GIVEN EXERCISE —
Extract the text of every entry below exactly; leave images out.

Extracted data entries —

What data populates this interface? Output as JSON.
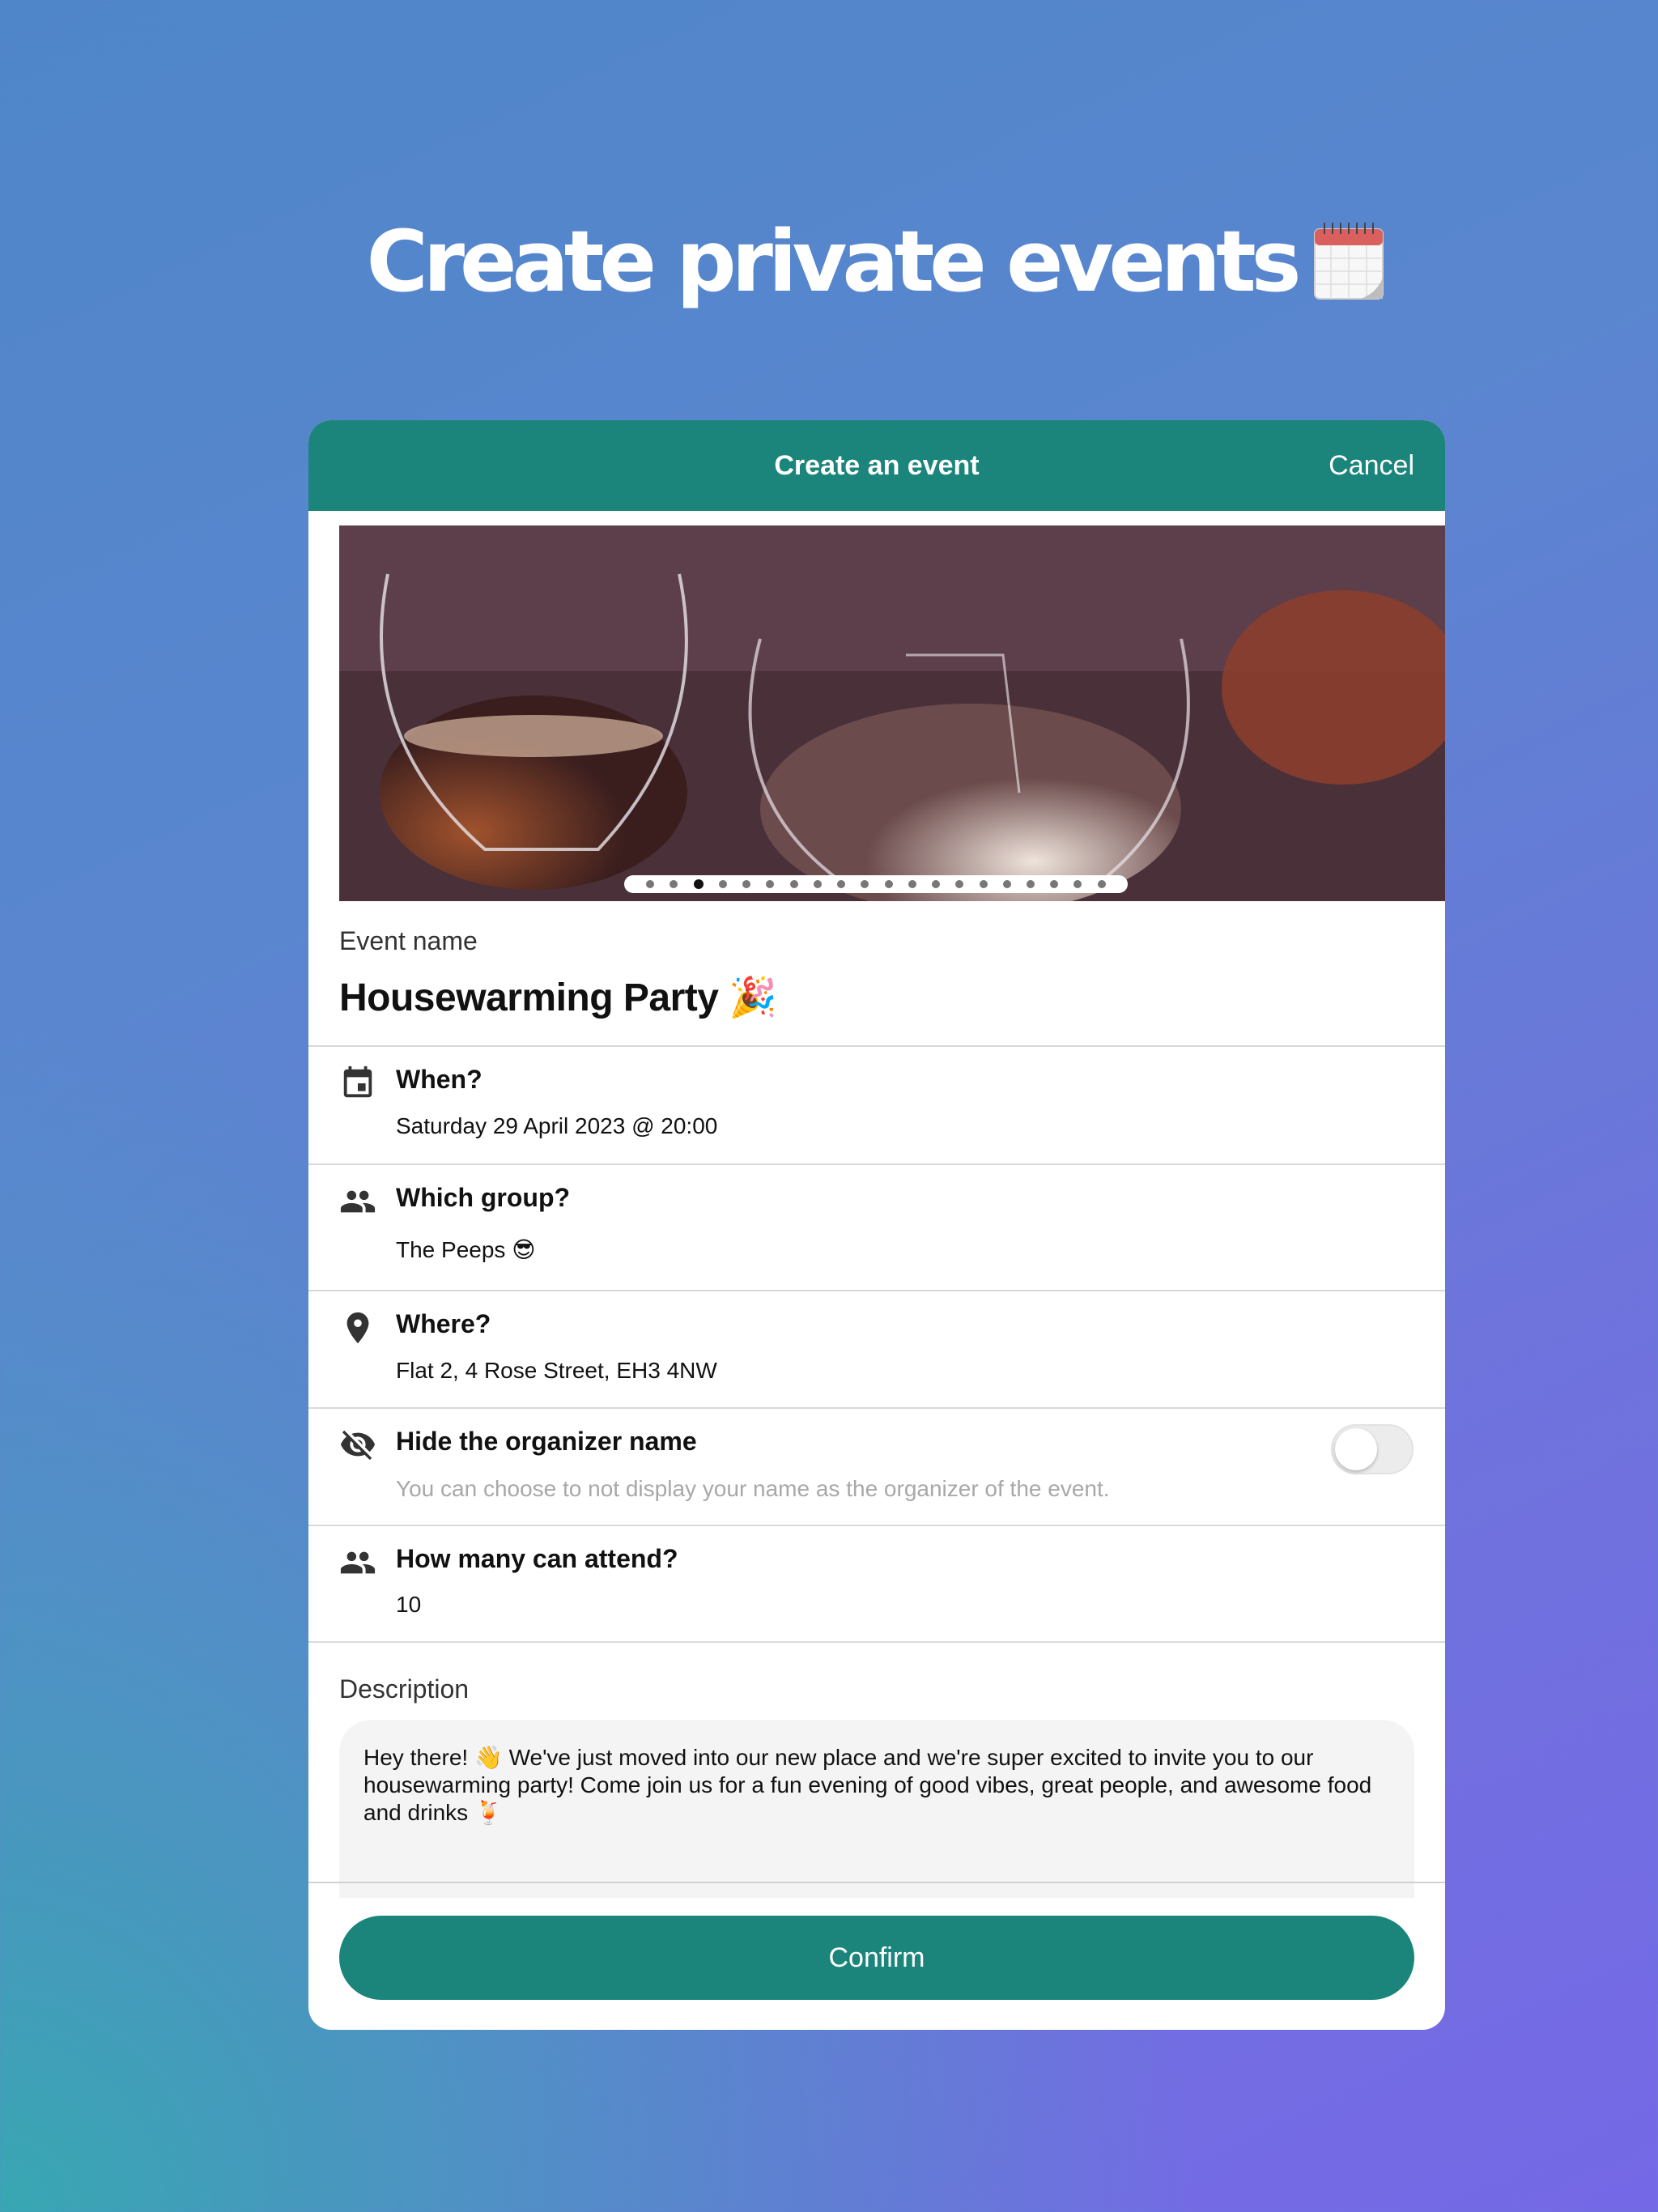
{
  "headline": {
    "text": "Create private events",
    "icon": "calendar-emoji"
  },
  "header": {
    "title": "Create an event",
    "cancel_label": "Cancel"
  },
  "carousel": {
    "total": 20,
    "active_index": 2
  },
  "event_name": {
    "label": "Event name",
    "value": "Housewarming Party 🎉"
  },
  "when": {
    "icon": "calendar-icon",
    "title": "When?",
    "value": "Saturday 29 April 2023 @ 20:00"
  },
  "group": {
    "icon": "people-icon",
    "title": "Which group?",
    "value": "The Peeps 😎"
  },
  "where": {
    "icon": "location-pin-icon",
    "title": "Where?",
    "value": "Flat 2, 4 Rose Street, EH3 4NW"
  },
  "hide_organizer": {
    "icon": "eye-off-icon",
    "title": "Hide the organizer name",
    "hint": "You can choose to not display your name as the organizer of the event.",
    "enabled": false
  },
  "capacity": {
    "icon": "people-icon",
    "title": "How many can attend?",
    "value": "10"
  },
  "description": {
    "label": "Description",
    "value": "Hey there! 👋 We've just moved into our new place and we're super excited to invite you to our housewarming party! Come join us for a fun evening of good vibes, great people, and awesome food and drinks 🍹"
  },
  "confirm_label": "Confirm",
  "colors": {
    "primary": "#1c857b",
    "background_start": "#38a7b2",
    "background_end": "#7568e6"
  }
}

OUTPUT OF THE EXERCISE —
What data populates this interface? Output as JSON.
{
  "headline": {
    "text": "Create private events",
    "icon": "calendar-emoji"
  },
  "header": {
    "title": "Create an event",
    "cancel_label": "Cancel"
  },
  "carousel": {
    "total": 20,
    "active_index": 2
  },
  "event_name": {
    "label": "Event name",
    "value": "Housewarming Party 🎉"
  },
  "when": {
    "icon": "calendar-icon",
    "title": "When?",
    "value": "Saturday 29 April 2023 @ 20:00"
  },
  "group": {
    "icon": "people-icon",
    "title": "Which group?",
    "value": "The Peeps 😎"
  },
  "where": {
    "icon": "location-pin-icon",
    "title": "Where?",
    "value": "Flat 2, 4 Rose Street, EH3 4NW"
  },
  "hide_organizer": {
    "icon": "eye-off-icon",
    "title": "Hide the organizer name",
    "hint": "You can choose to not display your name as the organizer of the event.",
    "enabled": false
  },
  "capacity": {
    "icon": "people-icon",
    "title": "How many can attend?",
    "value": "10"
  },
  "description": {
    "label": "Description",
    "value": "Hey there! 👋 We've just moved into our new place and we're super excited to invite you to our housewarming party! Come join us for a fun evening of good vibes, great people, and awesome food and drinks 🍹"
  },
  "confirm_label": "Confirm",
  "colors": {
    "primary": "#1c857b",
    "background_start": "#38a7b2",
    "background_end": "#7568e6"
  }
}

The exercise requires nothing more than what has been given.